** begin Provided information **

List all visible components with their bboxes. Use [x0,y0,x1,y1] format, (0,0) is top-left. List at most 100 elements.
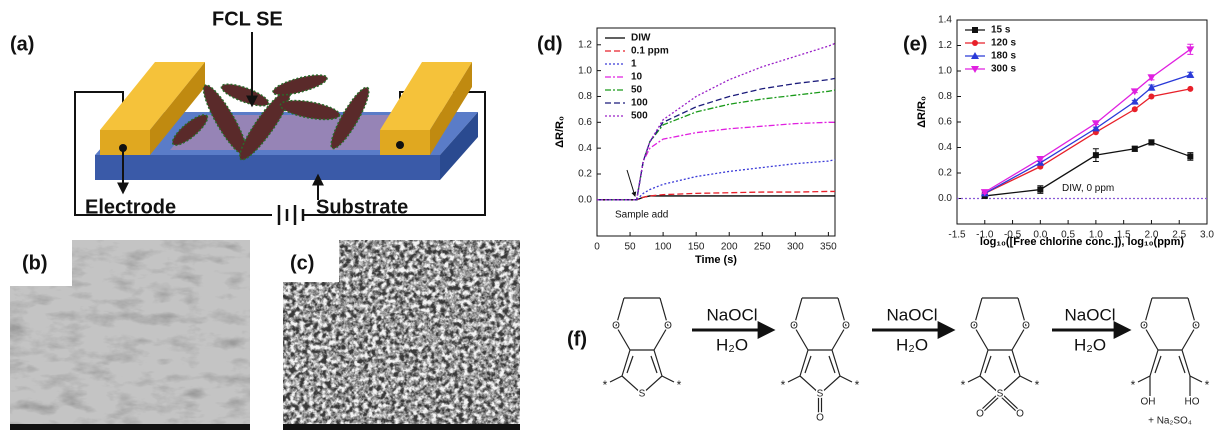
atom-label: S [817,389,824,400]
x-tick-label: 300 [787,242,804,253]
y-tick-label: 1.0 [938,66,952,77]
atom-label: S [997,389,1004,400]
atom-label: O [1016,409,1024,420]
atom-label: O [612,321,620,332]
schematic-title: FCL SE [212,8,283,30]
schematic-label: Electrode [85,196,176,218]
atom-label: O [976,409,984,420]
annotation: Sample add [615,210,668,221]
x-tick-label: 350 [820,242,837,253]
atom-label: O [1022,321,1030,332]
reagent: NaOCl [1064,305,1115,324]
polymer-end: * [1205,378,1210,392]
solvent: H₂O [716,335,748,354]
legend-label: 180 s [991,51,1016,62]
x-tick-label: 100 [655,242,672,253]
panel-label: (c) [290,252,314,274]
y-axis-label: ΔR/R₀ [916,96,928,128]
panel-label: (d) [537,33,563,55]
reference-label: DIW, 0 ppm [1062,183,1114,194]
legend-label: 300 s [991,64,1016,75]
y-tick-label: 0.6 [938,117,952,128]
atom-label: OH [1141,397,1156,408]
marker [1186,46,1194,53]
legend-label: 0.1 ppm [631,46,669,57]
x-axis-label: Time (s) [695,254,737,266]
series-line [597,196,835,200]
y-tick-label: 1.2 [578,39,592,50]
atom-label: O [842,321,850,332]
x-tick-label: 200 [721,242,738,253]
x-tick-label: 3.0 [1200,230,1214,241]
polymer-end: * [781,378,786,392]
series-line [597,160,835,200]
solvent: H₂O [896,335,928,354]
y-tick-label: 0.0 [578,194,592,205]
marker [1187,86,1193,92]
polymer-end: * [855,378,860,392]
annotation-arrow [627,170,635,196]
x-tick-label: 0 [594,242,600,253]
byproduct: + Na₂SO₄ [1148,416,1192,427]
atom-label: O [790,321,798,332]
atom-label: O [1192,321,1200,332]
sem-info-bar [10,424,250,430]
schematic-label: Substrate [316,196,408,218]
reagent: NaOCl [886,305,937,324]
x-axis-label: log₁₀([Free chlorine conc.]), log₁₀(ppm) [980,236,1185,248]
y-tick-label: 0.6 [578,117,592,128]
atom-label: O [816,413,824,424]
panel-label: (a) [10,33,34,55]
x-tick-label: -1.5 [948,230,966,241]
polymer-end: * [1035,378,1040,392]
y-axis-label: ΔR/R₀ [554,116,566,148]
figure: (a) FCL SE Electrode Substrate (b) (c) (… [0,0,1215,430]
series-line [985,89,1191,194]
atom-label: O [664,321,672,332]
y-tick-label: 1.0 [578,65,592,76]
legend-label: 500 [631,111,648,122]
marker [1148,139,1154,145]
legend-label: 15 s [991,25,1011,36]
polymer-end: * [603,378,608,392]
structure: O O S O * * [781,298,860,424]
series-line [985,75,1191,194]
bonds [610,298,674,394]
panel-label: (f) [567,328,587,350]
atom-label: O [1140,321,1148,332]
panel-label: (e) [903,33,927,55]
reagent: NaOCl [706,305,757,324]
legend-marker [972,40,978,46]
legend-label: 120 s [991,38,1016,49]
legend-label: 10 [631,72,643,83]
marker [1132,106,1138,112]
y-tick-label: 0.8 [938,91,952,102]
y-tick-label: 0.4 [578,143,592,154]
marker [1037,187,1043,193]
x-tick-label: 50 [624,242,636,253]
x-tick-label: 250 [754,242,771,253]
marker [1093,152,1099,158]
x-tick-label: 150 [688,242,705,253]
marker [1187,153,1193,159]
legend-label: 50 [631,85,643,96]
marker [1132,146,1138,152]
polymer-end: * [677,378,682,392]
polymer-end: * [961,378,966,392]
marker [1148,94,1154,100]
sem-info-bar [283,424,520,430]
legend-label: 1 [631,59,637,70]
y-tick-label: 0.4 [938,142,952,153]
solvent: H₂O [1074,335,1106,354]
structure: O O OH HO * * + Na₂SO₄ [1131,298,1210,427]
bonds [1138,298,1202,396]
structure: O O S O O * * [961,298,1040,420]
series-line [597,78,835,199]
y-tick-label: 0.8 [578,91,592,102]
atom-label: HO [1185,397,1200,408]
polymer-end: * [1131,378,1136,392]
legend-marker [972,27,978,33]
y-tick-label: 1.4 [938,15,952,26]
atom-label: O [970,321,978,332]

** end Provided information **

Stated goal.
Switch every "polymer-end" in the data above to "chain-end" and reproduce all other lines unchanged. Leave the pictures out of the answer.

Result of the task.
List all visible components with their bboxes. Use [x0,y0,x1,y1] format, (0,0) is top-left. List at most 100 elements.
atom-label: S [817,389,824,400]
x-tick-label: 300 [787,242,804,253]
y-tick-label: 1.0 [938,66,952,77]
atom-label: S [997,389,1004,400]
atom-label: O [1016,409,1024,420]
atom-label: O [612,321,620,332]
schematic-title: FCL SE [212,8,283,30]
schematic-label: Electrode [85,196,176,218]
atom-label: O [976,409,984,420]
annotation: Sample add [615,210,668,221]
x-tick-label: 350 [820,242,837,253]
atom-label: O [1022,321,1030,332]
reagent: NaOCl [1064,305,1115,324]
chain-end: * [1205,378,1210,392]
solvent: H₂O [716,335,748,354]
legend-label: 180 s [991,51,1016,62]
x-tick-label: 100 [655,242,672,253]
panel-label: (c) [290,252,314,274]
y-axis-label: ΔR/R₀ [916,96,928,128]
panel-label: (d) [537,33,563,55]
reference-label: DIW, 0 ppm [1062,183,1114,194]
legend-label: 300 s [991,64,1016,75]
y-tick-label: 0.6 [938,117,952,128]
atom-label: OH [1141,397,1156,408]
marker [1186,46,1194,53]
legend-label: 0.1 ppm [631,46,669,57]
x-axis-label: Time (s) [695,254,737,266]
series-line [597,196,835,200]
y-tick-label: 1.2 [578,39,592,50]
atom-label: O [842,321,850,332]
x-tick-label: 200 [721,242,738,253]
x-tick-label: 3.0 [1200,230,1214,241]
chain-end: * [781,378,786,392]
series-line [597,160,835,200]
solvent: H₂O [896,335,928,354]
y-tick-label: 0.0 [578,194,592,205]
marker [1187,86,1193,92]
chain-end: * [855,378,860,392]
annotation-arrow [627,170,635,196]
x-tick-label: 0 [594,242,600,253]
byproduct: + Na₂SO₄ [1148,416,1192,427]
atom-label: O [790,321,798,332]
atom-label: O [1192,321,1200,332]
sem-info-bar [10,424,250,430]
schematic-label: Substrate [316,196,408,218]
reagent: NaOCl [886,305,937,324]
x-axis-label: log₁₀([Free chlorine conc.]), log₁₀(ppm) [980,236,1185,248]
y-tick-label: 0.6 [578,117,592,128]
atom-label: O [816,413,824,424]
panel-label: (a) [10,33,34,55]
x-tick-label: -1.5 [948,230,966,241]
chain-end: * [1035,378,1040,392]
y-axis-label: ΔR/R₀ [554,116,566,148]
figure: (a) FCL SE Electrode Substrate (b) (c) (… [0,0,1215,430]
series-line [985,89,1191,194]
atom-label: O [664,321,672,332]
y-tick-label: 1.0 [578,65,592,76]
legend-label: 500 [631,111,648,122]
marker [1148,139,1154,145]
legend-label: 15 s [991,25,1011,36]
chain-end: * [603,378,608,392]
structure: O O S O * * [781,298,860,424]
series-line [985,75,1191,194]
bonds [610,298,674,394]
panel-label: (f) [567,328,587,350]
atom-label: O [1140,321,1148,332]
panel-label: (e) [903,33,927,55]
reagent: NaOCl [706,305,757,324]
legend-marker [972,40,978,46]
legend-label: 120 s [991,38,1016,49]
legend-label: 10 [631,72,643,83]
marker [1132,106,1138,112]
y-tick-label: 0.8 [938,91,952,102]
y-tick-label: 0.4 [578,143,592,154]
marker [1037,187,1043,193]
x-tick-label: 50 [624,242,636,253]
x-tick-label: 250 [754,242,771,253]
marker [1093,152,1099,158]
x-tick-label: 150 [688,242,705,253]
marker [1187,153,1193,159]
legend-label: 50 [631,85,643,96]
marker [1132,146,1138,152]
chain-end: * [677,378,682,392]
chain-end: * [961,378,966,392]
marker [1148,94,1154,100]
sem-info-bar [283,424,520,430]
legend-label: 1 [631,59,637,70]
y-tick-label: 0.4 [938,142,952,153]
solvent: H₂O [1074,335,1106,354]
structure: O O OH HO * * + Na₂SO₄ [1131,298,1210,427]
bonds [1138,298,1202,396]
structure: O O S O O * * [961,298,1040,420]
series-line [597,78,835,199]
y-tick-label: 0.8 [578,91,592,102]
atom-label: HO [1185,397,1200,408]
chain-end: * [1131,378,1136,392]
legend-marker [972,27,978,33]
y-tick-label: 1.4 [938,15,952,26]
atom-label: O [970,321,978,332]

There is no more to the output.